-- YOUR GOAL --
Determine how many lines of this material contain "τραγούδια". Give only the number.

*** MATERIAL PROVIDED

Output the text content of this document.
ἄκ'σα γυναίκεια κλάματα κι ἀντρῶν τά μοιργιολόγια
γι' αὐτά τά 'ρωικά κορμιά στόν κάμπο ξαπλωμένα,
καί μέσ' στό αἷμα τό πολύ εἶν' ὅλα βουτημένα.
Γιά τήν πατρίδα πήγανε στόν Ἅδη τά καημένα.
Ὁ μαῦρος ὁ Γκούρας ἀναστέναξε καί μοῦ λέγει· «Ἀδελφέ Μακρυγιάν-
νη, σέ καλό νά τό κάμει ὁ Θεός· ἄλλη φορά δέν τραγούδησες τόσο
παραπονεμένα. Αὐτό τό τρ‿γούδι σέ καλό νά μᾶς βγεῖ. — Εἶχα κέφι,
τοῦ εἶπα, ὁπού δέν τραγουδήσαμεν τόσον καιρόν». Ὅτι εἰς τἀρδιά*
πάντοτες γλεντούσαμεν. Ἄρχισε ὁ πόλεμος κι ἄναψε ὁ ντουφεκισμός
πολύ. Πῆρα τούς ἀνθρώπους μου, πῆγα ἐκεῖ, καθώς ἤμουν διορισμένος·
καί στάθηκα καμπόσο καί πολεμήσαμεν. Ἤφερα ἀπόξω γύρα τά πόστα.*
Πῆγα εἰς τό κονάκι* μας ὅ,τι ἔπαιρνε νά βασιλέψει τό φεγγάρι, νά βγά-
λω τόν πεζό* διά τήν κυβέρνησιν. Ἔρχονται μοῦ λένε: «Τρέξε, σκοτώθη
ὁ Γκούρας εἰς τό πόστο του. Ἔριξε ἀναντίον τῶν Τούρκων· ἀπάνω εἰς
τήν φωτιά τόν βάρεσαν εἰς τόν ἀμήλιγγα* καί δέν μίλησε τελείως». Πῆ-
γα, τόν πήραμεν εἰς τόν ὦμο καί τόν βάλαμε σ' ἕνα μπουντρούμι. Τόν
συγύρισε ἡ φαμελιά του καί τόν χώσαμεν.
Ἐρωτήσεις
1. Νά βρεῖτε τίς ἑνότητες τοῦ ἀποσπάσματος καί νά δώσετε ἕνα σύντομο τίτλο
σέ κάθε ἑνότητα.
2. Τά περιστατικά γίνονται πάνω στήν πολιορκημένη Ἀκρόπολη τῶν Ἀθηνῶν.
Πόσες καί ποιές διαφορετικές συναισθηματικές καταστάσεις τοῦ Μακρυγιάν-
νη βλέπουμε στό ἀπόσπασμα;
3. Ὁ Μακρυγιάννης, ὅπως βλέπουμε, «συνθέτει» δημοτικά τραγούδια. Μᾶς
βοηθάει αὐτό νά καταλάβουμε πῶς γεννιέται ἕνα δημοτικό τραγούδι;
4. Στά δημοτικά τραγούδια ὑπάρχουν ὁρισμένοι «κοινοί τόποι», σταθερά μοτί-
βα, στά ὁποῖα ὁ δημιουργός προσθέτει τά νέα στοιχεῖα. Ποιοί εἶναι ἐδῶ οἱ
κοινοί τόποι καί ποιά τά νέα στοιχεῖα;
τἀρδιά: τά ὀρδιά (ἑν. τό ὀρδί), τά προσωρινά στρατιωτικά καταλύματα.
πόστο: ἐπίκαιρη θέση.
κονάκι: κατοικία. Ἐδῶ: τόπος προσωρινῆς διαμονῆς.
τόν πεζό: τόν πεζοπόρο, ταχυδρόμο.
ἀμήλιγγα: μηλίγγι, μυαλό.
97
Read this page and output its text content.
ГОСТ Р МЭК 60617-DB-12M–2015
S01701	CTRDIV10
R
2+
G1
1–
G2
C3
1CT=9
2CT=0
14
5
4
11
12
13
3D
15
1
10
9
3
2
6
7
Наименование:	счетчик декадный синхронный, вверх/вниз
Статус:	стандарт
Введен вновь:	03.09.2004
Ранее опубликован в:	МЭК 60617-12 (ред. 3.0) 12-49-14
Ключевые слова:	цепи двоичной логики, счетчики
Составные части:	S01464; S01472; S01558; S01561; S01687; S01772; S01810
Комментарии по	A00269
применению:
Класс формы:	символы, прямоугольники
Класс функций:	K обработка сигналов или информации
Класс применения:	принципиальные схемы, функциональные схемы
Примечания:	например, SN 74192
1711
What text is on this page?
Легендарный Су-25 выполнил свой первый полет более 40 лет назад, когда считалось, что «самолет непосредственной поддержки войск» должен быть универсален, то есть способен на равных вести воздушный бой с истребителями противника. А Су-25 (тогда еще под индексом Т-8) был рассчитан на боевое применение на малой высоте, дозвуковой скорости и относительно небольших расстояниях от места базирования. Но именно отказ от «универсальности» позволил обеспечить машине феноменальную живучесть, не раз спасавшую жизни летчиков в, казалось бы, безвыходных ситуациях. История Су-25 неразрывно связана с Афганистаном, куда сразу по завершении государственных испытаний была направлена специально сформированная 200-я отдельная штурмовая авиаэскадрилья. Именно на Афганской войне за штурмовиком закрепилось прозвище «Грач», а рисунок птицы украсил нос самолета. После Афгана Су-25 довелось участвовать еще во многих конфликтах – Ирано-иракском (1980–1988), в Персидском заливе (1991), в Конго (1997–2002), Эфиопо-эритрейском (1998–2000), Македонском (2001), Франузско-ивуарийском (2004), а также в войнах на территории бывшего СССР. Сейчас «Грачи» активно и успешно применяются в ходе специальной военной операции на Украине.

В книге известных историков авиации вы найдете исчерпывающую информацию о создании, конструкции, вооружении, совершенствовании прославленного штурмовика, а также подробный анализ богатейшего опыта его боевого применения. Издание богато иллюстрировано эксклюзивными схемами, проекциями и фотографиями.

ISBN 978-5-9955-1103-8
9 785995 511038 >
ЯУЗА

******

-- ANSWER TO THE PROBLEM --
2